#### [DATASET EXCERPTS]
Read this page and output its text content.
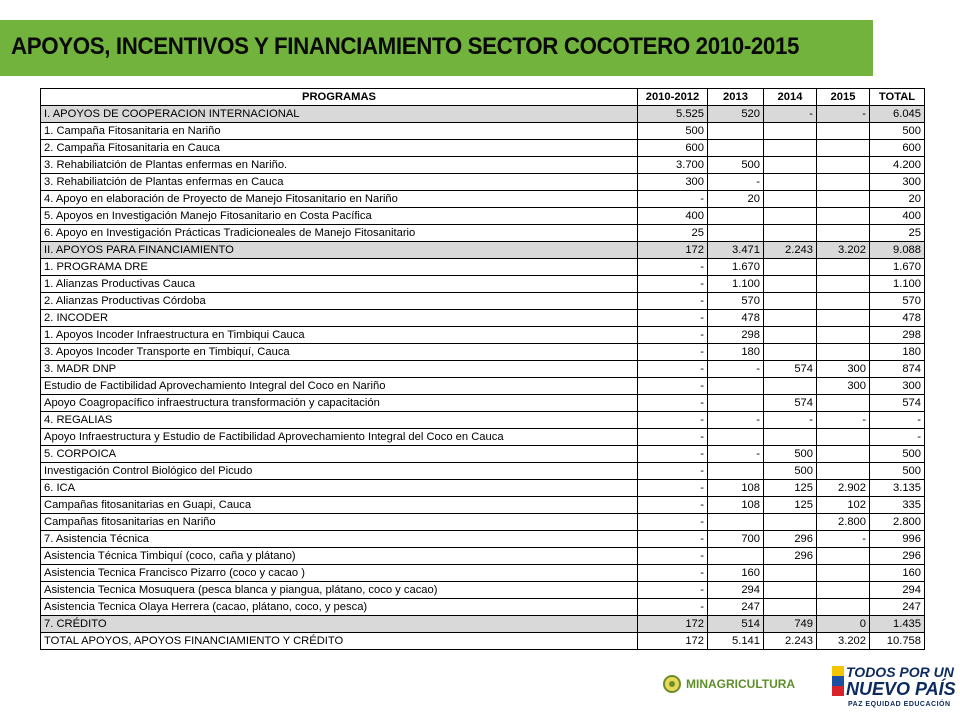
APOYOS, INCENTIVOS Y FINANCIAMIENTO SECTOR COCOTERO 2010-2015
PROGRAMAS	2010-2012	2013	2014	2015	TOTAL
I. APOYOS DE COOPERACION INTERNACIONAL	5.525	520	-	-	6.045
1. Campaña Fitosanitaria en Nariño	500				500
2. Campaña Fitosanitaria en Cauca	600				600
3. Rehabiliatción de Plantas enfermas en Nariño.	3.700	500			4.200
3. Rehabiliatción de Plantas enfermas en Cauca	300	-			300
4. Apoyo en elaboración de Proyecto de Manejo Fitosanitario en Nariño	-	20			20
5. Apoyos en Investigación Manejo Fitosanitario en Costa Pacífica	400				400
6. Apoyo en Investigación Prácticas Tradicioneales de Manejo Fitosanitario	25				25
II. APOYOS PARA FINANCIAMIENTO	172	3.471	2.243	3.202	9.088
1. PROGRAMA DRE	-	1.670			1.670
1. Alianzas Productivas Cauca	-	1.100			1.100
2. Alianzas Productivas Córdoba	-	570			570
2. INCODER	-	478			478
1. Apoyos Incoder Infraestructura en Timbiqui Cauca	-	298			298
3. Apoyos Incoder Transporte en Timbiquí, Cauca	-	180			180
3. MADR DNP	-	-	574	300	874
Estudio de Factibilidad Aprovechamiento Integral del Coco en Nariño	-			300	300
Apoyo Coagropacífico infraestructura transformación y capacitación	-		574		574
4. REGALIAS	-	-	-	-	-
Apoyo Infraestructura y Estudio de Factibilidad Aprovechamiento Integral del Coco en Cauca	-				-
5. CORPOICA	-	-	500		500
Investigación Control Biológico del Picudo	-		500		500
6. ICA	-	108	125	2.902	3.135
Campañas fitosanitarias en Guapi, Cauca	-	108	125	102	335
Campañas fitosanitarias en Nariño	-			2.800	2.800
7. Asistencia Técnica	-	700	296	-	996
Asistencia Técnica Timbiquí (coco, caña y plátano)	-		296		296
Asistencia Tecnica Francisco Pizarro (coco y cacao )	-	160			160
Asistencia Tecnica Mosuquera (pesca blanca y piangua, plátano, coco y cacao)	-	294			294
Asistencia Tecnica Olaya Herrera (cacao, plátano, coco, y pesca)	-	247			247
7. CRÉDITO	172	514	749	0	1.435
TOTAL APOYOS, APOYOS FINANCIAMIENTO Y CRÉDITO	172	5.141	2.243	3.202	10.758
MINAGRICULTURA
TODOS POR UN
NUEVO PAÍS
PAZ EQUIDAD EDUCACIÓN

#### [REQUIREMENT]
Transcribe the complete set of entries verbatim. No pictures belong in the copy.

#### [WRITTEN REPLY]
Read this page and output its text content.
APOYOS, INCENTIVOS Y FINANCIAMIENTO SECTOR COCOTERO 2010-2015
PROGRAMAS	2010-2012	2013	2014	2015	TOTAL
I. APOYOS DE COOPERACION INTERNACIONAL	5.525	520	-	-	6.045
1. Campaña Fitosanitaria en Nariño	500				500
2. Campaña Fitosanitaria en Cauca	600				600
3. Rehabiliatción de Plantas enfermas en Nariño.	3.700	500			4.200
3. Rehabiliatción de Plantas enfermas en Cauca	300	-			300
4. Apoyo en elaboración de Proyecto de Manejo Fitosanitario en Nariño	-	20			20
5. Apoyos en Investigación Manejo Fitosanitario en Costa Pacífica	400				400
6. Apoyo en Investigación Prácticas Tradicioneales de Manejo Fitosanitario	25				25
II. APOYOS PARA FINANCIAMIENTO	172	3.471	2.243	3.202	9.088
1. PROGRAMA DRE	-	1.670			1.670
1. Alianzas Productivas Cauca	-	1.100			1.100
2. Alianzas Productivas Córdoba	-	570			570
2. INCODER	-	478			478
1. Apoyos Incoder Infraestructura en Timbiqui Cauca	-	298			298
3. Apoyos Incoder Transporte en Timbiquí, Cauca	-	180			180
3. MADR DNP	-	-	574	300	874
Estudio de Factibilidad Aprovechamiento Integral del Coco en Nariño	-			300	300
Apoyo Coagropacífico infraestructura transformación y capacitación	-		574		574
4. REGALIAS	-	-	-	-	-
Apoyo Infraestructura y Estudio de Factibilidad Aprovechamiento Integral del Coco en Cauca	-				-
5. CORPOICA	-	-	500		500
Investigación Control Biológico del Picudo	-		500		500
6. ICA	-	108	125	2.902	3.135
Campañas fitosanitarias en Guapi, Cauca	-	108	125	102	335
Campañas fitosanitarias en Nariño	-			2.800	2.800
7. Asistencia Técnica	-	700	296	-	996
Asistencia Técnica Timbiquí (coco, caña y plátano)	-		296		296
Asistencia Tecnica Francisco Pizarro (coco y cacao )	-	160			160
Asistencia Tecnica Mosuquera (pesca blanca y piangua, plátano, coco y cacao)	-	294			294
Asistencia Tecnica Olaya Herrera (cacao, plátano, coco, y pesca)	-	247			247
7. CRÉDITO	172	514	749	0	1.435
TOTAL APOYOS, APOYOS FINANCIAMIENTO Y CRÉDITO	172	5.141	2.243	3.202	10.758
MINAGRICULTURA
TODOS POR UN
NUEVO PAÍS
PAZ EQUIDAD EDUCACIÓN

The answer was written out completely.